**WHAT THIS TASK INVOLVES**
Repeat each line of the material exactly.

┌────────

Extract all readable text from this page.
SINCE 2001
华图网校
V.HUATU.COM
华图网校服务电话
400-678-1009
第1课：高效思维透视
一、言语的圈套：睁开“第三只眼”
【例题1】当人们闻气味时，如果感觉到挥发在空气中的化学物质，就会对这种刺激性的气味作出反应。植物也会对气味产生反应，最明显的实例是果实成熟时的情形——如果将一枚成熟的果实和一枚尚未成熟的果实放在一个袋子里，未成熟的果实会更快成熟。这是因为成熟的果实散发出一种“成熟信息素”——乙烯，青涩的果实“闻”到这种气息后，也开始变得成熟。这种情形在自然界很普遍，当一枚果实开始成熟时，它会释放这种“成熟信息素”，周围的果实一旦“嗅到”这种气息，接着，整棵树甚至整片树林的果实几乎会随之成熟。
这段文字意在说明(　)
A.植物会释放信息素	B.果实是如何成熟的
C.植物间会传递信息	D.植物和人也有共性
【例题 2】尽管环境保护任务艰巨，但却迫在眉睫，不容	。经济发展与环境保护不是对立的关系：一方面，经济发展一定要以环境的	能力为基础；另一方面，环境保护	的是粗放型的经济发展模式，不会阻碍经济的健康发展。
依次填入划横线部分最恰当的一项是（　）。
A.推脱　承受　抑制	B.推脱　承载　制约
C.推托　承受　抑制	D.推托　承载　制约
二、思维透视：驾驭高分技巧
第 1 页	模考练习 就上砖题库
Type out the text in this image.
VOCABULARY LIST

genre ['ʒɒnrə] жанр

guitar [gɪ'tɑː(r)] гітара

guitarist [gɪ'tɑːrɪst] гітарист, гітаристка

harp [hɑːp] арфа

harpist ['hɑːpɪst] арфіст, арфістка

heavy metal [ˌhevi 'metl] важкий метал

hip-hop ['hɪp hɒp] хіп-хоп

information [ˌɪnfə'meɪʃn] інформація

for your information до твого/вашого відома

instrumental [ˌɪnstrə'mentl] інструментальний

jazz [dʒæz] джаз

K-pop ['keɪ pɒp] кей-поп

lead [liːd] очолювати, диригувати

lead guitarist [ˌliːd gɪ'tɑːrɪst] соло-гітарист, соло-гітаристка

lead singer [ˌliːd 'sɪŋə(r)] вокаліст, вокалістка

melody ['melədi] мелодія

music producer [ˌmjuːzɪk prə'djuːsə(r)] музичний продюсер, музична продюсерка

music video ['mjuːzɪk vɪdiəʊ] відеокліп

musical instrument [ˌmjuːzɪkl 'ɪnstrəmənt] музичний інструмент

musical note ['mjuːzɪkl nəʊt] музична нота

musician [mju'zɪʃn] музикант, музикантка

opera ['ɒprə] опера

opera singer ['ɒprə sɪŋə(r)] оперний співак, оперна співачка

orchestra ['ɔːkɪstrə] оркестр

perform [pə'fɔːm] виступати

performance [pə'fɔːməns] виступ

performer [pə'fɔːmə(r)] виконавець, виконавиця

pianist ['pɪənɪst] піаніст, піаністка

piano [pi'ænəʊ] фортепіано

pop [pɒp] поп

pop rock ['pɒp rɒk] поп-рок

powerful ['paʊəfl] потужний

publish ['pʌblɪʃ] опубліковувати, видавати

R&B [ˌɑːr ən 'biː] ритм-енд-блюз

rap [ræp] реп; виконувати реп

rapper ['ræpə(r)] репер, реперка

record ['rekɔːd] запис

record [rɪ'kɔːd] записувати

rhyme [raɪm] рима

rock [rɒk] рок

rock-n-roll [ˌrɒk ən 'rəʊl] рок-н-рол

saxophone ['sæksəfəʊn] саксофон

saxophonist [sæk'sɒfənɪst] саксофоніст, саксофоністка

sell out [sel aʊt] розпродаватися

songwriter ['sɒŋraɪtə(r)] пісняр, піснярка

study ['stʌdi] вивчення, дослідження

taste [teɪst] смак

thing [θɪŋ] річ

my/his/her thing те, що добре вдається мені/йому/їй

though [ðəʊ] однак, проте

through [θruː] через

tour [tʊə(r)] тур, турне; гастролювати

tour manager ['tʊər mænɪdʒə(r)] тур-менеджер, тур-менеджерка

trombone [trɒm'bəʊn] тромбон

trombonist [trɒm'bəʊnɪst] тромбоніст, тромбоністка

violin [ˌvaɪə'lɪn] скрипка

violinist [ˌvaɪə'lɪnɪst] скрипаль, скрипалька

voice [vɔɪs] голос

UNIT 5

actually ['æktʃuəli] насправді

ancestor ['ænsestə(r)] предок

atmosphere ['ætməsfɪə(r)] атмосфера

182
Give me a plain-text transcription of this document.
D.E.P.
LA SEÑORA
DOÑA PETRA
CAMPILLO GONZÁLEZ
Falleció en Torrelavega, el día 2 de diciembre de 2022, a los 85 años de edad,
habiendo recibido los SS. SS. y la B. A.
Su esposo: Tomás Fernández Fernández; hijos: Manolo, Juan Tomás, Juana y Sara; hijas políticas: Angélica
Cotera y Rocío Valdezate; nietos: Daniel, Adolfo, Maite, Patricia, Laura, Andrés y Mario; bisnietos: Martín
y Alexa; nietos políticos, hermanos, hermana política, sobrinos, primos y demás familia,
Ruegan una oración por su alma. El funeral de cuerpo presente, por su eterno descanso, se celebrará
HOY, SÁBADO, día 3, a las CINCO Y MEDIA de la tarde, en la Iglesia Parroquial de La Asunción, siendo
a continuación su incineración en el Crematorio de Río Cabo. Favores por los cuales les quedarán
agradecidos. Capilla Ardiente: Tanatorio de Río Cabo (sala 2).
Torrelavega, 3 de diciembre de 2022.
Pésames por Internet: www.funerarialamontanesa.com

└────────

**RESPONSE**
Extract all readable text from this page.
SINCE 2001
华图网校
V.HUATU.COM
华图网校服务电话
400-678-1009
第1课：高效思维透视
一、言语的圈套：睁开“第三只眼”
【例题1】当人们闻气味时，如果感觉到挥发在空气中的化学物质，就会对这种刺激性的气味作出反应。植物也会对气味产生反应，最明显的实例是果实成熟时的情形——如果将一枚成熟的果实和一枚尚未成熟的果实放在一个袋子里，未成熟的果实会更快成熟。这是因为成熟的果实散发出一种“成熟信息素”——乙烯，青涩的果实“闻”到这种气息后，也开始变得成熟。这种情形在自然界很普遍，当一枚果实开始成熟时，它会释放这种“成熟信息素”，周围的果实一旦“嗅到”这种气息，接着，整棵树甚至整片树林的果实几乎会随之成熟。
这段文字意在说明(　)
A.植物会释放信息素	B.果实是如何成熟的
C.植物间会传递信息	D.植物和人也有共性
【例题 2】尽管环境保护任务艰巨，但却迫在眉睫，不容	。经济发展与环境保护不是对立的关系：一方面，经济发展一定要以环境的	能力为基础；另一方面，环境保护	的是粗放型的经济发展模式，不会阻碍经济的健康发展。
依次填入划横线部分最恰当的一项是（　）。
A.推脱　承受　抑制	B.推脱　承载　制约
C.推托　承受　抑制	D.推托　承载　制约
二、思维透视：驾驭高分技巧
第 1 页	模考练习 就上砖题库
Type out the text in this image.
VOCABULARY LIST

genre ['ʒɒnrə] жанр

guitar [gɪ'tɑː(r)] гітара

guitarist [gɪ'tɑːrɪst] гітарист, гітаристка

harp [hɑːp] арфа

harpist ['hɑːpɪst] арфіст, арфістка

heavy metal [ˌhevi 'metl] важкий метал

hip-hop ['hɪp hɒp] хіп-хоп

information [ˌɪnfə'meɪʃn] інформація

for your information до твого/вашого відома

instrumental [ˌɪnstrə'mentl] інструментальний

jazz [dʒæz] джаз

K-pop ['keɪ pɒp] кей-поп

lead [liːd] очолювати, диригувати

lead guitarist [ˌliːd gɪ'tɑːrɪst] соло-гітарист, соло-гітаристка

lead singer [ˌliːd 'sɪŋə(r)] вокаліст, вокалістка

melody ['melədi] мелодія

music producer [ˌmjuːzɪk prə'djuːsə(r)] музичний продюсер, музична продюсерка

music video ['mjuːzɪk vɪdiəʊ] відеокліп

musical instrument [ˌmjuːzɪkl 'ɪnstrəmənt] музичний інструмент

musical note ['mjuːzɪkl nəʊt] музична нота

musician [mju'zɪʃn] музикант, музикантка

opera ['ɒprə] опера

opera singer ['ɒprə sɪŋə(r)] оперний співак, оперна співачка

orchestra ['ɔːkɪstrə] оркестр

perform [pə'fɔːm] виступати

performance [pə'fɔːməns] виступ

performer [pə'fɔːmə(r)] виконавець, виконавиця

pianist ['pɪənɪst] піаніст, піаністка

piano [pi'ænəʊ] фортепіано

pop [pɒp] поп

pop rock ['pɒp rɒk] поп-рок

powerful ['paʊəfl] потужний

publish ['pʌblɪʃ] опубліковувати, видавати

R&B [ˌɑːr ən 'biː] ритм-енд-блюз

rap [ræp] реп; виконувати реп

rapper ['ræpə(r)] репер, реперка

record ['rekɔːd] запис

record [rɪ'kɔːd] записувати

rhyme [raɪm] рима

rock [rɒk] рок

rock-n-roll [ˌrɒk ən 'rəʊl] рок-н-рол

saxophone ['sæksəfəʊn] саксофон

saxophonist [sæk'sɒfənɪst] саксофоніст, саксофоністка

sell out [sel aʊt] розпродаватися

songwriter ['sɒŋraɪtə(r)] пісняр, піснярка

study ['stʌdi] вивчення, дослідження

taste [teɪst] смак

thing [θɪŋ] річ

my/his/her thing те, що добре вдається мені/йому/їй

though [ðəʊ] однак, проте

through [θruː] через

tour [tʊə(r)] тур, турне; гастролювати

tour manager ['tʊər mænɪdʒə(r)] тур-менеджер, тур-менеджерка

trombone [trɒm'bəʊn] тромбон

trombonist [trɒm'bəʊnɪst] тромбоніст, тромбоністка

violin [ˌvaɪə'lɪn] скрипка

violinist [ˌvaɪə'lɪnɪst] скрипаль, скрипалька

voice [vɔɪs] голос

UNIT 5

actually ['æktʃuəli] насправді

ancestor ['ænsestə(r)] предок

atmosphere ['ætməsfɪə(r)] атмосфера

182
Give me a plain-text transcription of this document.
D.E.P.
LA SEÑORA
DOÑA PETRA
CAMPILLO GONZÁLEZ
Falleció en Torrelavega, el día 2 de diciembre de 2022, a los 85 años de edad,
habiendo recibido los SS. SS. y la B. A.
Su esposo: Tomás Fernández Fernández; hijos: Manolo, Juan Tomás, Juana y Sara; hijas políticas: Angélica
Cotera y Rocío Valdezate; nietos: Daniel, Adolfo, Maite, Patricia, Laura, Andrés y Mario; bisnietos: Martín
y Alexa; nietos políticos, hermanos, hermana política, sobrinos, primos y demás familia,
Ruegan una oración por su alma. El funeral de cuerpo presente, por su eterno descanso, se celebrará
HOY, SÁBADO, día 3, a las CINCO Y MEDIA de la tarde, en la Iglesia Parroquial de La Asunción, siendo
a continuación su incineración en el Crematorio de Río Cabo. Favores por los cuales les quedarán
agradecidos. Capilla Ardiente: Tanatorio de Río Cabo (sala 2).
Torrelavega, 3 de diciembre de 2022.
Pésames por Internet: www.funerarialamontanesa.com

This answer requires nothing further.